- **TASK DIRECTIONS**: From the entries below, count every line that contains the word "pele". Please give the number and nothing else.

- **ENTRIES SUPPLIED**:
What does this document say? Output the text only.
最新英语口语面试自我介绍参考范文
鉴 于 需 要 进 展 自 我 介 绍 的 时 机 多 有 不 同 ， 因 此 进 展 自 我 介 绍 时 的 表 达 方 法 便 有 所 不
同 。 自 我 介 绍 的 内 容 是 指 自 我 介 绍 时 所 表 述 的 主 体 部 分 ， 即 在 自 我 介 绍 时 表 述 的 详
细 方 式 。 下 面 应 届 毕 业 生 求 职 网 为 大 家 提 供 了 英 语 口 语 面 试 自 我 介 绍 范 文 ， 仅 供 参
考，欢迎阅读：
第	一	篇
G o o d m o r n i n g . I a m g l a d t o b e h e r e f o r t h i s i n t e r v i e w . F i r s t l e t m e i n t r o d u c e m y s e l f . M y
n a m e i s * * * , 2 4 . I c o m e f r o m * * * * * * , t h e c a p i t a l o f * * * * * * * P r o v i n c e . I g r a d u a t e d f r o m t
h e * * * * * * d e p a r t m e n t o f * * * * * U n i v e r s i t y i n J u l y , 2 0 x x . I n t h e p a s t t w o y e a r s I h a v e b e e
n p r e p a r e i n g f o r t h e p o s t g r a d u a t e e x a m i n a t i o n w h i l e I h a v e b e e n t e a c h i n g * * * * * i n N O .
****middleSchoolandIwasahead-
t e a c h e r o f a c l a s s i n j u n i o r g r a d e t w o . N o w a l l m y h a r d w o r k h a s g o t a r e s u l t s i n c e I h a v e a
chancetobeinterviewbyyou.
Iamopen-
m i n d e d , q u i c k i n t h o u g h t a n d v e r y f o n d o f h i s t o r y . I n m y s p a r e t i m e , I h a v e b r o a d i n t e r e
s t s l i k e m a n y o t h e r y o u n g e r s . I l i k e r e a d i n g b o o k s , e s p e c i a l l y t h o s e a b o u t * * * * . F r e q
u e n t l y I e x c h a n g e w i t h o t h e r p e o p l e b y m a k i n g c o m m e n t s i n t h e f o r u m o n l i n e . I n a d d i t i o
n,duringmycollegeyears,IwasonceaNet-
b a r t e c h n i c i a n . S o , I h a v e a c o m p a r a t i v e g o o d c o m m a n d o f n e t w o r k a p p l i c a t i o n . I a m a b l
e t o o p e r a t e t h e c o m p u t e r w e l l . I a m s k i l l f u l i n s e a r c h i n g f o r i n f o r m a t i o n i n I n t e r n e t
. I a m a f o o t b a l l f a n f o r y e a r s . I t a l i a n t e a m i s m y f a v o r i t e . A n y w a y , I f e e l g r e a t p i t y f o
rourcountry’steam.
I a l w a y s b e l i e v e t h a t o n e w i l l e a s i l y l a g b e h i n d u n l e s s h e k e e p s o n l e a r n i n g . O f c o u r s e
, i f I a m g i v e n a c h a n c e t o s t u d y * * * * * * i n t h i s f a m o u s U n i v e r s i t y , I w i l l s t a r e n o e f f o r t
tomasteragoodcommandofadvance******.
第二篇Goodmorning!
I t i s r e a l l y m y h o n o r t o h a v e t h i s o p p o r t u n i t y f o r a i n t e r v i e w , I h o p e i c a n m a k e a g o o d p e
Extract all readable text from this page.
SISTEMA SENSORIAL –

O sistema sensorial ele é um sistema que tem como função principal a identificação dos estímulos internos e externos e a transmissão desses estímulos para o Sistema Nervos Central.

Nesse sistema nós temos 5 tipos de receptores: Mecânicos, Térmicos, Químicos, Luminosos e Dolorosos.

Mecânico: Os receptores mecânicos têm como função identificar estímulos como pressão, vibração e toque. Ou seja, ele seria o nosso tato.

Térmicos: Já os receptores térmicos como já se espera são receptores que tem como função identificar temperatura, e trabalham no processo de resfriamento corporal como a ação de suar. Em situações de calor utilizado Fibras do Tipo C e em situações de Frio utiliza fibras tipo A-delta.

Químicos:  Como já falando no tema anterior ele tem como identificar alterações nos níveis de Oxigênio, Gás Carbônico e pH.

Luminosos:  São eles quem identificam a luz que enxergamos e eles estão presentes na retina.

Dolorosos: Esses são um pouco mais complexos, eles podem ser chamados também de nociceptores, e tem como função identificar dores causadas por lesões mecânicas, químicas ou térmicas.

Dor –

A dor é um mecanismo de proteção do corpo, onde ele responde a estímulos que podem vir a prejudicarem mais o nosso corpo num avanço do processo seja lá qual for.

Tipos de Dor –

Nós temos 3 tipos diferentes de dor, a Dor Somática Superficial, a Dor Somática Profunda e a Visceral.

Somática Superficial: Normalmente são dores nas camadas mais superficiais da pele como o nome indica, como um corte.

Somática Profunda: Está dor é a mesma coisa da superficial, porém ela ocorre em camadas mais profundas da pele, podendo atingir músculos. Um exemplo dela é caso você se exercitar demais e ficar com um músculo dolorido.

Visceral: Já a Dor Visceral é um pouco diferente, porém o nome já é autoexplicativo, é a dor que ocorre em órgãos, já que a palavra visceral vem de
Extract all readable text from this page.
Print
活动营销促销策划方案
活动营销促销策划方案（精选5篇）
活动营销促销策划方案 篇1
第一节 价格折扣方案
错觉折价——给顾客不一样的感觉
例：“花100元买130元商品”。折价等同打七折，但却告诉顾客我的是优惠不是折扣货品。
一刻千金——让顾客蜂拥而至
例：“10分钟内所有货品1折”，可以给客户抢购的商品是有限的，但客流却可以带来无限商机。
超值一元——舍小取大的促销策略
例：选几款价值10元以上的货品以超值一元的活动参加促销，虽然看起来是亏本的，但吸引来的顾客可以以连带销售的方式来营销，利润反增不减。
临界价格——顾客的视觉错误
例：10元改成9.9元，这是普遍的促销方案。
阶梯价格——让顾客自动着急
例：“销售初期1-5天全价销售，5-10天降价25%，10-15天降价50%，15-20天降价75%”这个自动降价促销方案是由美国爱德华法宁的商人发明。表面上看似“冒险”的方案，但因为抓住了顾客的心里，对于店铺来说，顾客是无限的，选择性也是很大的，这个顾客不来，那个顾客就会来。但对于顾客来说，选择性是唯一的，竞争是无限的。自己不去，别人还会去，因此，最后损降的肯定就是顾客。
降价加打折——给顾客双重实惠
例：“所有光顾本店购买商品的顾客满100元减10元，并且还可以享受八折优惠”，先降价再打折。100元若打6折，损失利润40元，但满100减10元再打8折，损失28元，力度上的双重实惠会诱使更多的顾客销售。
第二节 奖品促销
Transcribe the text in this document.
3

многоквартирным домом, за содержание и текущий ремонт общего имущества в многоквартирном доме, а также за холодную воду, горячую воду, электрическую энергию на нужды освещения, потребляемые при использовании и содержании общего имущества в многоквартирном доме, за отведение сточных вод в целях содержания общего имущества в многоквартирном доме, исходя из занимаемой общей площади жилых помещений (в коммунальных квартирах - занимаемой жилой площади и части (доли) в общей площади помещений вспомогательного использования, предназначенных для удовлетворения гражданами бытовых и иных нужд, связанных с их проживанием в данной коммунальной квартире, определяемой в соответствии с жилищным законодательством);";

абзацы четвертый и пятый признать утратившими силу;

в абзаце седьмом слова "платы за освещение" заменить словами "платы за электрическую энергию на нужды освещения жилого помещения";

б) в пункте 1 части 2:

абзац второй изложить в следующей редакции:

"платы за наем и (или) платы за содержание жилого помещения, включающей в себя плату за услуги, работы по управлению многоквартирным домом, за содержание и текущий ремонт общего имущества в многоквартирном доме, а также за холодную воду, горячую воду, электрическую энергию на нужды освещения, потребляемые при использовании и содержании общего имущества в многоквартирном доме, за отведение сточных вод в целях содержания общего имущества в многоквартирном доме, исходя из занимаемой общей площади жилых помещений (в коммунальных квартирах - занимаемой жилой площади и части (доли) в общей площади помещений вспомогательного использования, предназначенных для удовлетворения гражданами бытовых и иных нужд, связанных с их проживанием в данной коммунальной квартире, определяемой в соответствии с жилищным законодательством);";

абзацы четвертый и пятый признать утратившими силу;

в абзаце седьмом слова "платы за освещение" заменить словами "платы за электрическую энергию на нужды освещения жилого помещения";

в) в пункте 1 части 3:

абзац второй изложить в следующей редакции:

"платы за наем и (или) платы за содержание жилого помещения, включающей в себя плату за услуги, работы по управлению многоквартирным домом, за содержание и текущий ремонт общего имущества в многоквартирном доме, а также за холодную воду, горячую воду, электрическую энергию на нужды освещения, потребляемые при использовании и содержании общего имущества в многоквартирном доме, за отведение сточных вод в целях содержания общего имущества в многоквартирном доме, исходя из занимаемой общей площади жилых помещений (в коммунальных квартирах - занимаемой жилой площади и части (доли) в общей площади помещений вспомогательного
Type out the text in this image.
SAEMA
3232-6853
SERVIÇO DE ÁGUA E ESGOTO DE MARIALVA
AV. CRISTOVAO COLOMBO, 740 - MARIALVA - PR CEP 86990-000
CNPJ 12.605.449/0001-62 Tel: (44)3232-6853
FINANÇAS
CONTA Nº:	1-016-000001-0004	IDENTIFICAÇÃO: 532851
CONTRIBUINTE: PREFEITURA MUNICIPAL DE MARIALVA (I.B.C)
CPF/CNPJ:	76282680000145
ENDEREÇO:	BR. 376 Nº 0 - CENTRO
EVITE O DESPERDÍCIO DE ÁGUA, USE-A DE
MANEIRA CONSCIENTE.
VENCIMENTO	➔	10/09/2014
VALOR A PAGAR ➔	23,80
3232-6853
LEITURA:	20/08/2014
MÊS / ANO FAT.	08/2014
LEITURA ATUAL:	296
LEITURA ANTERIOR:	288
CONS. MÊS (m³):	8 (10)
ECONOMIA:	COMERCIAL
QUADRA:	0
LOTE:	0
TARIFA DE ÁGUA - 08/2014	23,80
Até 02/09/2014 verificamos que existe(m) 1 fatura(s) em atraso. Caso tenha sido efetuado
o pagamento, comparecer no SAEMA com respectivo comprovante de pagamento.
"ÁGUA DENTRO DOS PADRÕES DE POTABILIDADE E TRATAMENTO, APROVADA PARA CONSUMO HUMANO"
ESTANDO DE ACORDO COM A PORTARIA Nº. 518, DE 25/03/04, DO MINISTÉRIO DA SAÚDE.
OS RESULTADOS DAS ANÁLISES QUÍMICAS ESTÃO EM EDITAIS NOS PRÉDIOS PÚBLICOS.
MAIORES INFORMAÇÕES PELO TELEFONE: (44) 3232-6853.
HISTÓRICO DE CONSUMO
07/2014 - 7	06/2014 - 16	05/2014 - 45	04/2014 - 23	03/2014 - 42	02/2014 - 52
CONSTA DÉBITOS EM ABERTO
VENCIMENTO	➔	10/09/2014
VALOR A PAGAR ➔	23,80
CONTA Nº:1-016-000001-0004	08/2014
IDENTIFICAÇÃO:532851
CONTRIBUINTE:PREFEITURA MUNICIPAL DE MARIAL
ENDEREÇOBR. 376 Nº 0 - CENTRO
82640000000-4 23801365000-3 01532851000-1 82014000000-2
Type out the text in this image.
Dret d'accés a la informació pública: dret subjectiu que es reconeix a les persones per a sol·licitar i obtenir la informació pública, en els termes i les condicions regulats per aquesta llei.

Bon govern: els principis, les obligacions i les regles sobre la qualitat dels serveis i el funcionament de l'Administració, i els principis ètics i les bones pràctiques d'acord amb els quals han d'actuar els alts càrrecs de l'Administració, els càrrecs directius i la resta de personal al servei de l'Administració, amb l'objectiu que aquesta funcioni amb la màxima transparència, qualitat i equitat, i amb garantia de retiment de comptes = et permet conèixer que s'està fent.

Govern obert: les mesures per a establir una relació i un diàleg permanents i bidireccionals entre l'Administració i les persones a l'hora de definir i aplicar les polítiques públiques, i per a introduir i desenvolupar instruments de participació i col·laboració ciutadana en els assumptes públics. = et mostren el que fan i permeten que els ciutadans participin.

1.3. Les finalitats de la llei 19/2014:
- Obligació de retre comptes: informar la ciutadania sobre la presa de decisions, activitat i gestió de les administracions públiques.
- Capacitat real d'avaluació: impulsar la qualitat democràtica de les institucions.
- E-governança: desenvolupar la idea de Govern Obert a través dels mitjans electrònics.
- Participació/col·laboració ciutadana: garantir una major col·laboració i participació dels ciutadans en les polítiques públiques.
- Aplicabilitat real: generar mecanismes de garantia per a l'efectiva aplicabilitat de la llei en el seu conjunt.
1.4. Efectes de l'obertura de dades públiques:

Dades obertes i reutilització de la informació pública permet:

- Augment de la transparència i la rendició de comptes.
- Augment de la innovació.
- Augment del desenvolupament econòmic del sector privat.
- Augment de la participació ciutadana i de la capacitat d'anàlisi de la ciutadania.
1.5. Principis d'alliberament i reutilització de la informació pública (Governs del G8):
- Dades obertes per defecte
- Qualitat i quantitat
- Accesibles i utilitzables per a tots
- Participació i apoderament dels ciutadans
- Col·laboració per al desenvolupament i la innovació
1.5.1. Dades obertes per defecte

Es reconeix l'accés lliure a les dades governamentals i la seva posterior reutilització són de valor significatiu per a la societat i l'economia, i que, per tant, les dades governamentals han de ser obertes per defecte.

- **THE SOLUTION**: 2